- _SET TASK_:
An exact copy of every record is needed.

== == ==

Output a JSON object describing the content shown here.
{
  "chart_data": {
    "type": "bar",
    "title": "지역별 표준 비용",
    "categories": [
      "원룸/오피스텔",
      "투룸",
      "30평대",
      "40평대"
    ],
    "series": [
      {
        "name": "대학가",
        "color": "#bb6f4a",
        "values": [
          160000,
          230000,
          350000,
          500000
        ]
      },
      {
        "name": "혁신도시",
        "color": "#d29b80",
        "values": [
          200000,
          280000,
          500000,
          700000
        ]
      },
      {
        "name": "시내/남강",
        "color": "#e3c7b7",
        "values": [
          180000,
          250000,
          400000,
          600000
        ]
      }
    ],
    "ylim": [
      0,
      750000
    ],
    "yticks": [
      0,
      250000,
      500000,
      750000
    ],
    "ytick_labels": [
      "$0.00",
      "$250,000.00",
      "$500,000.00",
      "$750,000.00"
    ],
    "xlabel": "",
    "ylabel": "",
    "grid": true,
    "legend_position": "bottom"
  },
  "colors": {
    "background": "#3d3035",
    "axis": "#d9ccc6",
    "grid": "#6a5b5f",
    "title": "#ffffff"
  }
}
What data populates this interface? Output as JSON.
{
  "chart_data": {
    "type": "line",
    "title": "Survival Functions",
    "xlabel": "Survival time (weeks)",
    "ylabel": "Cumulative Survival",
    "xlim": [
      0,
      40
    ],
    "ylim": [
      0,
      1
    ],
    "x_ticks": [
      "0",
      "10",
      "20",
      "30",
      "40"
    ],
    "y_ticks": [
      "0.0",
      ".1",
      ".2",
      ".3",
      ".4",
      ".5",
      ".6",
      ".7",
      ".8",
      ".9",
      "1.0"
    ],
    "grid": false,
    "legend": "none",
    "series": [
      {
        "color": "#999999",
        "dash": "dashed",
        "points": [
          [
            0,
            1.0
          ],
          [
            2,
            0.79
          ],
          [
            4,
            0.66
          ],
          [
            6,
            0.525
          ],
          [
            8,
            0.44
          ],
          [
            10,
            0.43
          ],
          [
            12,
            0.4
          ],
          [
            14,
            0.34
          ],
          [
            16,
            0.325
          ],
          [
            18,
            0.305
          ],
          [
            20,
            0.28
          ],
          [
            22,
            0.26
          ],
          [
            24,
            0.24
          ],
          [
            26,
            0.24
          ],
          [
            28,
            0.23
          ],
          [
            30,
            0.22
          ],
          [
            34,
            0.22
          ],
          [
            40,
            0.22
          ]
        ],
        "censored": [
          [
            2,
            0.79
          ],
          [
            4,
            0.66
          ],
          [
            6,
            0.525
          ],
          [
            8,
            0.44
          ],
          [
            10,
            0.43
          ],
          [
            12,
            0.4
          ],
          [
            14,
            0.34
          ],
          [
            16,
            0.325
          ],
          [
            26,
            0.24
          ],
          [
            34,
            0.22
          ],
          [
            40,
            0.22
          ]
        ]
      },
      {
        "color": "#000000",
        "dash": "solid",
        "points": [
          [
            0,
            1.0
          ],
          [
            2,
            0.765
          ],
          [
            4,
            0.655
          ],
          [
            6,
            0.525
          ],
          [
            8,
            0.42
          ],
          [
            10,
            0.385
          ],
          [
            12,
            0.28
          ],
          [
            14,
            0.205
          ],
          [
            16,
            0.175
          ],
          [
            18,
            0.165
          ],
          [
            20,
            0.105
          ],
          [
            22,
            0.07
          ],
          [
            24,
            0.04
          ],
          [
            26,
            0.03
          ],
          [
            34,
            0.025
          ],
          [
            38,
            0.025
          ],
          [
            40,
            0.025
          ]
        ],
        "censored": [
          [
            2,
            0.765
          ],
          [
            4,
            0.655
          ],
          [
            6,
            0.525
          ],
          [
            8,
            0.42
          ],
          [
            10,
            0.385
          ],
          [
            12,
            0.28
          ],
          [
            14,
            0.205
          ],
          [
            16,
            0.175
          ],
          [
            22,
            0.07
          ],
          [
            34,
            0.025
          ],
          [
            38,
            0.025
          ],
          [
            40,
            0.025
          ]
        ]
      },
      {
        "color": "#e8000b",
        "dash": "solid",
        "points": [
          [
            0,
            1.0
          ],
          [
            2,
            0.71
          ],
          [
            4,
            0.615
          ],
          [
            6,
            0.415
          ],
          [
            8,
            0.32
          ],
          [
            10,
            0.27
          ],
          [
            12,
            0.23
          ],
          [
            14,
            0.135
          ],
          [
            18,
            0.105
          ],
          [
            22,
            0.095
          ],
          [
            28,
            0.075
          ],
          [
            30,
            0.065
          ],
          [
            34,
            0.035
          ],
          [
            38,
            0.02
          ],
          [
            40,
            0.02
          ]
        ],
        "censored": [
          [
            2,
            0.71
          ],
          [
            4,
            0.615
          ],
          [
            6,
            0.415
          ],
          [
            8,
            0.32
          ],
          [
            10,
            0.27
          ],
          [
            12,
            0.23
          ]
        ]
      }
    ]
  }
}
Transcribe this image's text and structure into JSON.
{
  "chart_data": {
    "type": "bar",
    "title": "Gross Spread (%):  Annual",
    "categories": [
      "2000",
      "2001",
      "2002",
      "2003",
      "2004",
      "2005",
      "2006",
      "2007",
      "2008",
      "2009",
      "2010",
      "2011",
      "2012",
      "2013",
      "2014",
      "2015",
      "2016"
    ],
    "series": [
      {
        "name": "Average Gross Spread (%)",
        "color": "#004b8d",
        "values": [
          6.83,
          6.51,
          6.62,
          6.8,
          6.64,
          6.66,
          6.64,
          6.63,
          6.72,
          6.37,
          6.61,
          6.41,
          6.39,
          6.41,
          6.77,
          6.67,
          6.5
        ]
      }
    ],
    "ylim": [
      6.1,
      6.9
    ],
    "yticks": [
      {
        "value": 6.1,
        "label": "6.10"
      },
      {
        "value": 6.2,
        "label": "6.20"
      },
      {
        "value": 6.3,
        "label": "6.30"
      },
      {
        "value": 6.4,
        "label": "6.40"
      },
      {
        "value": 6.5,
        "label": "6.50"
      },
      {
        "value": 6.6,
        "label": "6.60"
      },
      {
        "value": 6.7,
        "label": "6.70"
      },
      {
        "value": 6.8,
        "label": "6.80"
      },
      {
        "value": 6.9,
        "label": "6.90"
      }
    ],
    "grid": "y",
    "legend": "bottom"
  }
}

== == ==

- _SOLVED EXERCISE_:
Output a JSON object describing the content shown here.
{
  "chart_data": {
    "type": "bar",
    "title": "지역별 표준 비용",
    "categories": [
      "원룸/오피스텔",
      "투룸",
      "30평대",
      "40평대"
    ],
    "series": [
      {
        "name": "대학가",
        "color": "#bb6f4a",
        "values": [
          160000,
          230000,
          350000,
          500000
        ]
      },
      {
        "name": "혁신도시",
        "color": "#d29b80",
        "values": [
          200000,
          280000,
          500000,
          700000
        ]
      },
      {
        "name": "시내/남강",
        "color": "#e3c7b7",
        "values": [
          180000,
          250000,
          400000,
          600000
        ]
      }
    ],
    "ylim": [
      0,
      750000
    ],
    "yticks": [
      0,
      250000,
      500000,
      750000
    ],
    "ytick_labels": [
      "$0.00",
      "$250,000.00",
      "$500,000.00",
      "$750,000.00"
    ],
    "xlabel": "",
    "ylabel": "",
    "grid": true,
    "legend_position": "bottom"
  },
  "colors": {
    "background": "#3d3035",
    "axis": "#d9ccc6",
    "grid": "#6a5b5f",
    "title": "#ffffff"
  }
}
What data populates this interface? Output as JSON.
{
  "chart_data": {
    "type": "line",
    "title": "Survival Functions",
    "xlabel": "Survival time (weeks)",
    "ylabel": "Cumulative Survival",
    "xlim": [
      0,
      40
    ],
    "ylim": [
      0,
      1
    ],
    "x_ticks": [
      "0",
      "10",
      "20",
      "30",
      "40"
    ],
    "y_ticks": [
      "0.0",
      ".1",
      ".2",
      ".3",
      ".4",
      ".5",
      ".6",
      ".7",
      ".8",
      ".9",
      "1.0"
    ],
    "grid": false,
    "legend": "none",
    "series": [
      {
        "color": "#999999",
        "dash": "dashed",
        "points": [
          [
            0,
            1.0
          ],
          [
            2,
            0.79
          ],
          [
            4,
            0.66
          ],
          [
            6,
            0.525
          ],
          [
            8,
            0.44
          ],
          [
            10,
            0.43
          ],
          [
            12,
            0.4
          ],
          [
            14,
            0.34
          ],
          [
            16,
            0.325
          ],
          [
            18,
            0.305
          ],
          [
            20,
            0.28
          ],
          [
            22,
            0.26
          ],
          [
            24,
            0.24
          ],
          [
            26,
            0.24
          ],
          [
            28,
            0.23
          ],
          [
            30,
            0.22
          ],
          [
            34,
            0.22
          ],
          [
            40,
            0.22
          ]
        ],
        "censored": [
          [
            2,
            0.79
          ],
          [
            4,
            0.66
          ],
          [
            6,
            0.525
          ],
          [
            8,
            0.44
          ],
          [
            10,
            0.43
          ],
          [
            12,
            0.4
          ],
          [
            14,
            0.34
          ],
          [
            16,
            0.325
          ],
          [
            26,
            0.24
          ],
          [
            34,
            0.22
          ],
          [
            40,
            0.22
          ]
        ]
      },
      {
        "color": "#000000",
        "dash": "solid",
        "points": [
          [
            0,
            1.0
          ],
          [
            2,
            0.765
          ],
          [
            4,
            0.655
          ],
          [
            6,
            0.525
          ],
          [
            8,
            0.42
          ],
          [
            10,
            0.385
          ],
          [
            12,
            0.28
          ],
          [
            14,
            0.205
          ],
          [
            16,
            0.175
          ],
          [
            18,
            0.165
          ],
          [
            20,
            0.105
          ],
          [
            22,
            0.07
          ],
          [
            24,
            0.04
          ],
          [
            26,
            0.03
          ],
          [
            34,
            0.025
          ],
          [
            38,
            0.025
          ],
          [
            40,
            0.025
          ]
        ],
        "censored": [
          [
            2,
            0.765
          ],
          [
            4,
            0.655
          ],
          [
            6,
            0.525
          ],
          [
            8,
            0.42
          ],
          [
            10,
            0.385
          ],
          [
            12,
            0.28
          ],
          [
            14,
            0.205
          ],
          [
            16,
            0.175
          ],
          [
            22,
            0.07
          ],
          [
            34,
            0.025
          ],
          [
            38,
            0.025
          ],
          [
            40,
            0.025
          ]
        ]
      },
      {
        "color": "#e8000b",
        "dash": "solid",
        "points": [
          [
            0,
            1.0
          ],
          [
            2,
            0.71
          ],
          [
            4,
            0.615
          ],
          [
            6,
            0.415
          ],
          [
            8,
            0.32
          ],
          [
            10,
            0.27
          ],
          [
            12,
            0.23
          ],
          [
            14,
            0.135
          ],
          [
            18,
            0.105
          ],
          [
            22,
            0.095
          ],
          [
            28,
            0.075
          ],
          [
            30,
            0.065
          ],
          [
            34,
            0.035
          ],
          [
            38,
            0.02
          ],
          [
            40,
            0.02
          ]
        ],
        "censored": [
          [
            2,
            0.71
          ],
          [
            4,
            0.615
          ],
          [
            6,
            0.415
          ],
          [
            8,
            0.32
          ],
          [
            10,
            0.27
          ],
          [
            12,
            0.23
          ]
        ]
      }
    ]
  }
}
Transcribe this image's text and structure into JSON.
{
  "chart_data": {
    "type": "bar",
    "title": "Gross Spread (%):  Annual",
    "categories": [
      "2000",
      "2001",
      "2002",
      "2003",
      "2004",
      "2005",
      "2006",
      "2007",
      "2008",
      "2009",
      "2010",
      "2011",
      "2012",
      "2013",
      "2014",
      "2015",
      "2016"
    ],
    "series": [
      {
        "name": "Average Gross Spread (%)",
        "color": "#004b8d",
        "values": [
          6.83,
          6.51,
          6.62,
          6.8,
          6.64,
          6.66,
          6.64,
          6.63,
          6.72,
          6.37,
          6.61,
          6.41,
          6.39,
          6.41,
          6.77,
          6.67,
          6.5
        ]
      }
    ],
    "ylim": [
      6.1,
      6.9
    ],
    "yticks": [
      {
        "value": 6.1,
        "label": "6.10"
      },
      {
        "value": 6.2,
        "label": "6.20"
      },
      {
        "value": 6.3,
        "label": "6.30"
      },
      {
        "value": 6.4,
        "label": "6.40"
      },
      {
        "value": 6.5,
        "label": "6.50"
      },
      {
        "value": 6.6,
        "label": "6.60"
      },
      {
        "value": 6.7,
        "label": "6.70"
      },
      {
        "value": 6.8,
        "label": "6.80"
      },
      {
        "value": 6.9,
        "label": "6.90"
      }
    ],
    "grid": "y",
    "legend": "bottom"
  }
}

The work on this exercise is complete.